* Aim *
Starting with the line that contains "y-tick-label: 0.0 bbox=[442, 349, 466, 367]" and going on through the line that contains "plot2-area[interactable]: 0.0 0.2", lay out only those lines as a Markdown table with the columns Row and Text, numbering each row and leaving out any blank lines.

* Record list *
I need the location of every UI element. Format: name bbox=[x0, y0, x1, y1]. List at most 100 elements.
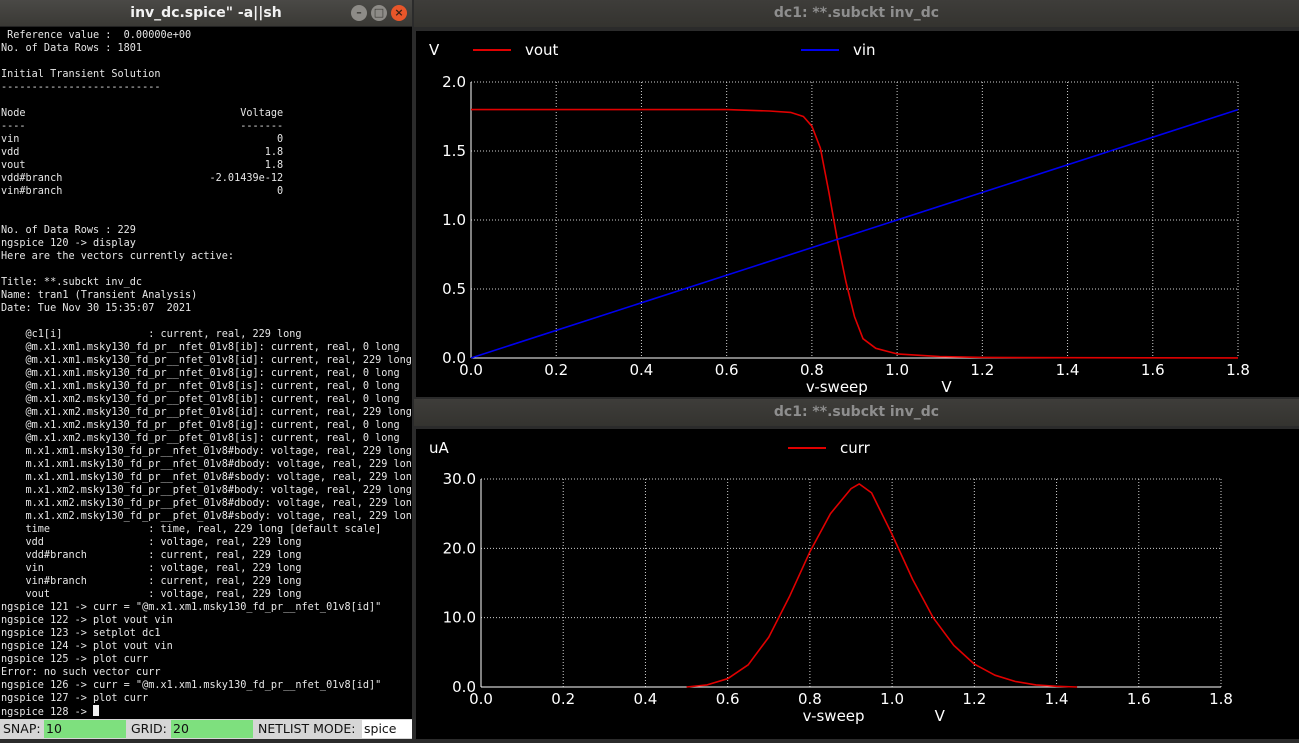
y-tick-label: 0.0 bbox=[442, 349, 466, 367]
terminal-line: vdd#branch : current, real, 229 long bbox=[1, 550, 302, 561]
series-curr-line bbox=[686, 483, 1078, 688]
vout-vin-chart[interactable]: 0.0 0.2 0.4 0.6 0.8 1.0 1.2 1.4 1.6 1.80.00.51.01… bbox=[416, 31, 1299, 397]
plot2-area[interactable]: 0.0 0.2 0.4 0.6 0.8 1.0 1.2 1.4 1.6 1.8 0.0 10.0 20.… bbox=[416, 429, 1299, 739]
terminal-line: @m.x1.xm2.msky130_fd_pr__pfet_01v8[ig]: … bbox=[1, 420, 400, 431]
terminal-line: m.x1.xm1.msky130_fd_pr__nfet_01v8#body: … bbox=[1, 446, 412, 457]
terminal-line: ngspice 125 -> plot curr bbox=[1, 654, 149, 665]
x-tick-label: 0.4 bbox=[634, 690, 658, 708]
terminal-titlebar[interactable]: inv_dc.spice" -a||sh – □ × bbox=[0, 0, 412, 27]
terminal-line: ngspice 120 -> display bbox=[1, 238, 136, 249]
legend-label-vin: vin bbox=[853, 41, 876, 59]
x-tick-label: 1.0 bbox=[885, 361, 909, 379]
maximize-icon[interactable]: □ bbox=[371, 5, 387, 21]
y-tick-label: 1.0 bbox=[442, 211, 466, 229]
terminal-line: ngspice 121 -> curr = "@m.x1.xm1.msky130… bbox=[1, 602, 382, 613]
terminal-line: Here are the vectors currently active: bbox=[1, 251, 235, 262]
y-tick-label: 10.0 bbox=[443, 609, 476, 627]
terminal-line: ngspice 124 -> plot vout vin bbox=[1, 641, 173, 652]
terminal-line: vin 0 bbox=[1, 134, 284, 145]
terminal-line: m.x1.xm2.msky130_fd_pr__pfet_01v8#sbody:… bbox=[1, 511, 412, 522]
terminal-line: ngspice 126 -> curr = "@m.x1.xm1.msky130… bbox=[1, 680, 382, 691]
series-vin-line bbox=[470, 108, 1239, 359]
netlist-mode-label: NETLIST MODE: bbox=[258, 721, 356, 736]
terminal-line: @m.x1.xm2.msky130_fd_pr__pfet_01v8[is]: … bbox=[1, 433, 400, 444]
terminal-line: vin#branch : current, real, 229 long bbox=[1, 576, 302, 587]
terminal-line: time : time, real, 229 long [default sca… bbox=[1, 524, 382, 535]
legend-label-curr: curr bbox=[840, 439, 871, 457]
x-tick-label: 1.8 bbox=[1226, 361, 1250, 379]
x-tick-label: 1.4 bbox=[1056, 361, 1080, 379]
terminal-line: vout : voltage, real, 229 long bbox=[1, 589, 302, 600]
plot1-titlebar[interactable]: dc1: **.subckt inv_dc bbox=[414, 0, 1299, 27]
close-icon[interactable]: × bbox=[391, 5, 407, 21]
terminal-line: @m.x1.xm1.msky130_fd_pr__nfet_01v8[id]: … bbox=[1, 355, 412, 366]
plot2-title: dc1: **.subckt inv_dc bbox=[773, 404, 940, 420]
terminal-line: @m.x1.xm2.msky130_fd_pr__pfet_01v8[id]: … bbox=[1, 407, 412, 418]
terminal-line: vdd : voltage, real, 229 long bbox=[1, 537, 302, 548]
terminal-line: Reference value : 0.00000e+00 bbox=[1, 30, 192, 41]
x-tick-label: 1.0 bbox=[880, 690, 904, 708]
x-axis-label: v-sweep bbox=[806, 378, 868, 396]
snap-field[interactable]: 10 bbox=[44, 720, 126, 738]
terminal-line: ---- ------- bbox=[1, 121, 284, 132]
plot2-titlebar[interactable]: dc1: **.subckt inv_dc bbox=[414, 399, 1299, 426]
x-tick-label: 1.2 bbox=[962, 690, 986, 708]
xschem-status-bar: SNAP: 10 GRID: 20 NETLIST MODE: spice bbox=[0, 719, 412, 739]
terminal-line: ngspice 127 -> plot curr bbox=[1, 693, 149, 704]
grid-field[interactable]: 20 bbox=[171, 720, 253, 738]
terminal-line: @m.x1.xm1.msky130_fd_pr__nfet_01v8[ig]: … bbox=[1, 368, 400, 379]
plot1-area[interactable]: 0.0 0.2 0.4 0.6 0.8 1.0 1.2 1.4 1.6 1.8 0.0 0.5 1.0 1… bbox=[416, 31, 1299, 397]
terminal-line: @m.x1.xm1.msky130_fd_pr__nfet_01v8[is]: … bbox=[1, 381, 400, 392]
x-tick-label: 1.6 bbox=[1141, 361, 1165, 379]
y-axis-label: V bbox=[429, 41, 440, 59]
terminal-line: Title: **.subckt inv_dc bbox=[1, 277, 143, 288]
terminal-line: Name: tran1 (Transient Analysis) bbox=[1, 290, 198, 301]
terminal-line: No. of Data Rows : 1801 bbox=[1, 43, 143, 54]
minimize-icon[interactable]: – bbox=[351, 5, 367, 21]
terminal-line: @m.x1.xm2.msky130_fd_pr__pfet_01v8[ib]: … bbox=[1, 394, 400, 405]
y-tick-label: 0.0 bbox=[452, 678, 476, 696]
x-tick-label: 0.8 bbox=[798, 690, 822, 708]
terminal-line: vdd#branch -2.01439e-12 bbox=[1, 173, 284, 184]
terminal-line: Node Voltage bbox=[1, 108, 284, 119]
y-tick-label: 2.0 bbox=[442, 73, 466, 91]
terminal-cursor bbox=[93, 705, 100, 716]
terminal-line: ngspice 123 -> setplot dc1 bbox=[1, 628, 161, 639]
x-axis-unit: V bbox=[941, 378, 952, 396]
terminal-line: m.x1.xm2.msky130_fd_pr__pfet_01v8#dbody:… bbox=[1, 498, 412, 509]
plot1-title: dc1: **.subckt inv_dc bbox=[773, 5, 940, 21]
legend-label-vout: vout bbox=[525, 41, 559, 59]
terminal-line: vin : voltage, real, 229 long bbox=[1, 563, 302, 574]
terminal-output[interactable]: Reference value : 0.00000e+00 No. of Data… bbox=[0, 29, 412, 719]
terminal-line: ngspice 128 -> bbox=[0, 705, 412, 718]
x-tick-label: 0.6 bbox=[715, 361, 739, 379]
terminal-line: vin#branch 0 bbox=[1, 186, 284, 197]
x-tick-label: 1.2 bbox=[970, 361, 994, 379]
terminal-line: Initial Transient Solution bbox=[1, 69, 161, 80]
terminal-window[interactable]: inv_dc.spice" -a||sh – □ × Reference val… bbox=[0, 0, 412, 739]
x-tick-label: 1.8 bbox=[1209, 690, 1233, 708]
x-axis-unit: V bbox=[935, 707, 946, 725]
terminal-line: m.x1.xm1.msky130_fd_pr__nfet_01v8#sbody:… bbox=[1, 472, 412, 483]
terminal-line: ngspice 122 -> plot vout vin bbox=[1, 615, 173, 626]
x-axis-label: v-sweep bbox=[803, 707, 865, 725]
terminal-line: m.x1.xm1.msky130_fd_pr__nfet_01v8#dbody:… bbox=[1, 459, 412, 470]
x-tick-label: 0.8 bbox=[800, 361, 824, 379]
terminal-line: @m.x1.xm1.msky130_fd_pr__nfet_01v8[ib]: … bbox=[1, 342, 400, 353]
x-tick-label: 0.2 bbox=[551, 690, 575, 708]
snap-label: SNAP: bbox=[3, 721, 41, 736]
x-tick-label: 1.4 bbox=[1045, 690, 1069, 708]
curr-chart[interactable]: 0.0 0.2 0.4 0.6 0.8 1.0 1.2 1.4 1.6 1.80.010.020.… bbox=[416, 429, 1299, 739]
netlist-mode-field[interactable]: spice bbox=[362, 720, 412, 738]
terminal-line: m.x1.xm2.msky130_fd_pr__pfet_01v8#body: … bbox=[1, 485, 412, 496]
y-tick-label: 0.5 bbox=[442, 280, 466, 298]
y-axis-label: uA bbox=[429, 439, 450, 457]
y-tick-label: 1.5 bbox=[442, 142, 466, 160]
terminal-line: Error: no such vector curr bbox=[1, 667, 161, 678]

* Answer to the exercise *
| Row | Text |
|---|---|
| 1 | y-tick-label: 0.0 bbox=[442, 349, 466, 367] |
| 2 | terminal-line: vdd#branch : current, real, 229 long bbox=[1, 550, 302, 561] |
| 3 | series-curr-line bbox=[686, 483, 1078, 688] |
| 4 | vout-vin-chart[interactable]: 0.0 0.2 0.4 0.6 0.8 1.0 1.2 1.4 1.6 1.80.00.51.01… bbox=[416, 31, 1299, 397] |
| 5 | plot2-area[interactable]: 0.0 0.2 0.4 0.6 0.8 1.0 1.2 1.4 1.6 1.8 0.0 10.0 20.… bbox=[416, 429, 1299, 739] |